Data items:
►
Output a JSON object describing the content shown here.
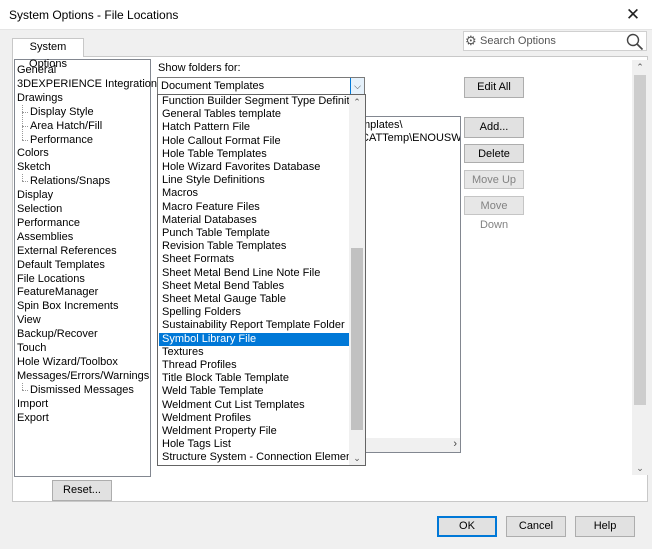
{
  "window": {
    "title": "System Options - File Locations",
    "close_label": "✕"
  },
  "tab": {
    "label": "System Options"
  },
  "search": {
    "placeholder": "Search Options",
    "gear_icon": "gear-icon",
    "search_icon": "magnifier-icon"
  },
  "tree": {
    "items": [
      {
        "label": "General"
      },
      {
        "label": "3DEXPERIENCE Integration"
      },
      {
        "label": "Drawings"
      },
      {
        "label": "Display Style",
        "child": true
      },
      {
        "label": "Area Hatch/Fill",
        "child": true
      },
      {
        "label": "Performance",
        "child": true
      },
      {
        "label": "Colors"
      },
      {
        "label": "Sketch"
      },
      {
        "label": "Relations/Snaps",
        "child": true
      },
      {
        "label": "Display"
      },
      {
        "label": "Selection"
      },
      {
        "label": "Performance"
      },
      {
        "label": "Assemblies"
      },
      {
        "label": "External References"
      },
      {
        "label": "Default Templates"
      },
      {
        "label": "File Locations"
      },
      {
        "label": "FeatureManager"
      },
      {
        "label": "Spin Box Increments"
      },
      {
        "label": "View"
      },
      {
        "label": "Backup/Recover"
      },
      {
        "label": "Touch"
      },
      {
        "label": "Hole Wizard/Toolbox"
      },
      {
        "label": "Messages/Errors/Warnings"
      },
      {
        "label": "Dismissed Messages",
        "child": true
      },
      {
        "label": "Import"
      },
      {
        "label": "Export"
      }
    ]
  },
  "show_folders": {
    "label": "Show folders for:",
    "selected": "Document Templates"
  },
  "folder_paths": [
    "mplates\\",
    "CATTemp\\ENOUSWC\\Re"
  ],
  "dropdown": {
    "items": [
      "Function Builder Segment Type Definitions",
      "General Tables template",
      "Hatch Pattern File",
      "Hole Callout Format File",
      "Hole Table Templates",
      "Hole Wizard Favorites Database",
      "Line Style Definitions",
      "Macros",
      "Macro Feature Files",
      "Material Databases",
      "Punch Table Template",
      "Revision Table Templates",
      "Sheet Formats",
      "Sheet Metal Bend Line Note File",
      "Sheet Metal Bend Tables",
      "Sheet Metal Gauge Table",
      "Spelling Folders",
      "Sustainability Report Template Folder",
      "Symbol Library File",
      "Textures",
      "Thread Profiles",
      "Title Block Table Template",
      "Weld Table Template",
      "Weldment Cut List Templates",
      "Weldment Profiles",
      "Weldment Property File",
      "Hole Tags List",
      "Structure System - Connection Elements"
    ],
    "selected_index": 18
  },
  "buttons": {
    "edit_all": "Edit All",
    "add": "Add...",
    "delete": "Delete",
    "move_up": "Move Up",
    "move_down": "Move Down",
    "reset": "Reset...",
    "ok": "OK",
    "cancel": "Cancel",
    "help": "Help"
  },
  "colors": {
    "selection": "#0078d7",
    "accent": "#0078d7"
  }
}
◄
►
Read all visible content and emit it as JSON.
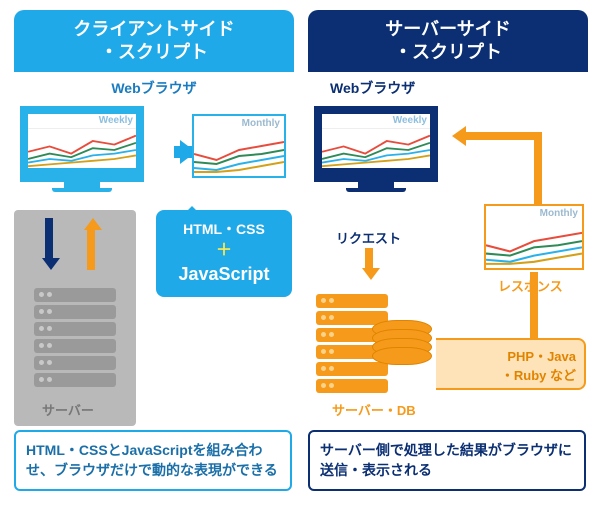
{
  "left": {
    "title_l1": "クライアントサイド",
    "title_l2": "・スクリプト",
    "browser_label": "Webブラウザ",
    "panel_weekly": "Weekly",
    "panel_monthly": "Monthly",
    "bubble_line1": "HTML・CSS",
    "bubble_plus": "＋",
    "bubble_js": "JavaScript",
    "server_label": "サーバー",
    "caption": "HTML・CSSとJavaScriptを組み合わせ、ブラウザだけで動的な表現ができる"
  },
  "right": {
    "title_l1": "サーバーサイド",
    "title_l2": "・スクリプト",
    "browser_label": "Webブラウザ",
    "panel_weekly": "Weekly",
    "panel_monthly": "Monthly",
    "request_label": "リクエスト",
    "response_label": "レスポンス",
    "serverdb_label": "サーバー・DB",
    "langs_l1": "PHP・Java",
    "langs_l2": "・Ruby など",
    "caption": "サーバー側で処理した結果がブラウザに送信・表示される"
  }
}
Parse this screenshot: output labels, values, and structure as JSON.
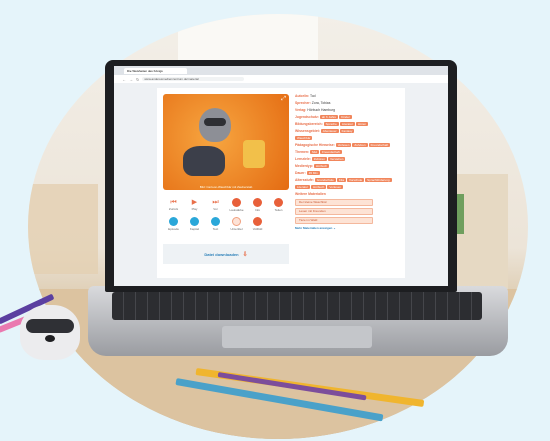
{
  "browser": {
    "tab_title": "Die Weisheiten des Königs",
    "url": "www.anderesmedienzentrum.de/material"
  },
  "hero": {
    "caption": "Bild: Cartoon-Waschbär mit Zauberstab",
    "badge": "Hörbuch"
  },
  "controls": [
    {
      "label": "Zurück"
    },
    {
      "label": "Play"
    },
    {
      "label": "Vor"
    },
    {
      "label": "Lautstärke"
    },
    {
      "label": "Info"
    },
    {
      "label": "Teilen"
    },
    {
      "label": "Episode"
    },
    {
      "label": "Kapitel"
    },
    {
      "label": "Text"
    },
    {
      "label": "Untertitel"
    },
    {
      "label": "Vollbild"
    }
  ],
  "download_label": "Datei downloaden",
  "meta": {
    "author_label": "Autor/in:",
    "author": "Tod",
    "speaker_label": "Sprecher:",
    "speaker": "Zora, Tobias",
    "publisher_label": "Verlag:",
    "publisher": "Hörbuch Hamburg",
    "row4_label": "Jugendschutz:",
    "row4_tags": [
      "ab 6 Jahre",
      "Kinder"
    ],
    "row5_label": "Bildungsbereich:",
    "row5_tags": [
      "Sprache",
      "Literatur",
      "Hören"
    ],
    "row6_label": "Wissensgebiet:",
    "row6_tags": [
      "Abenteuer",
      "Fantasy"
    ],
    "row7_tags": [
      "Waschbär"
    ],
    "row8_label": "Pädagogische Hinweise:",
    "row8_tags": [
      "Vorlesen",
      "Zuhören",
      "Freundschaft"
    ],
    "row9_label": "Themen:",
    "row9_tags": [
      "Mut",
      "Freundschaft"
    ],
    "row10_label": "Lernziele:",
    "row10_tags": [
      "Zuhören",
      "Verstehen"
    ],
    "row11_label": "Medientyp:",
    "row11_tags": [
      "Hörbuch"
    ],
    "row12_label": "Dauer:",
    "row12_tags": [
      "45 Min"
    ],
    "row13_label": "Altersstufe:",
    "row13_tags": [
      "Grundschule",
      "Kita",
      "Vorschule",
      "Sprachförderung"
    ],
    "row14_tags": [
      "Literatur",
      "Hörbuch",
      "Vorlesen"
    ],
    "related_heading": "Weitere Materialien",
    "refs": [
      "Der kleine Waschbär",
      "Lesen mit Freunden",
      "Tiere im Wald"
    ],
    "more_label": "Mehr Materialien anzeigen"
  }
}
◄
* [WHAT TO PRODUCE] Copy every line of the data that holds the string "JSON".

* [WORKED SOLUTION]
Output a JSON object describing the content shown here.
Read all visible content and emit it as JSON.
Parse this screenshot: output labels, values, and structure as JSON.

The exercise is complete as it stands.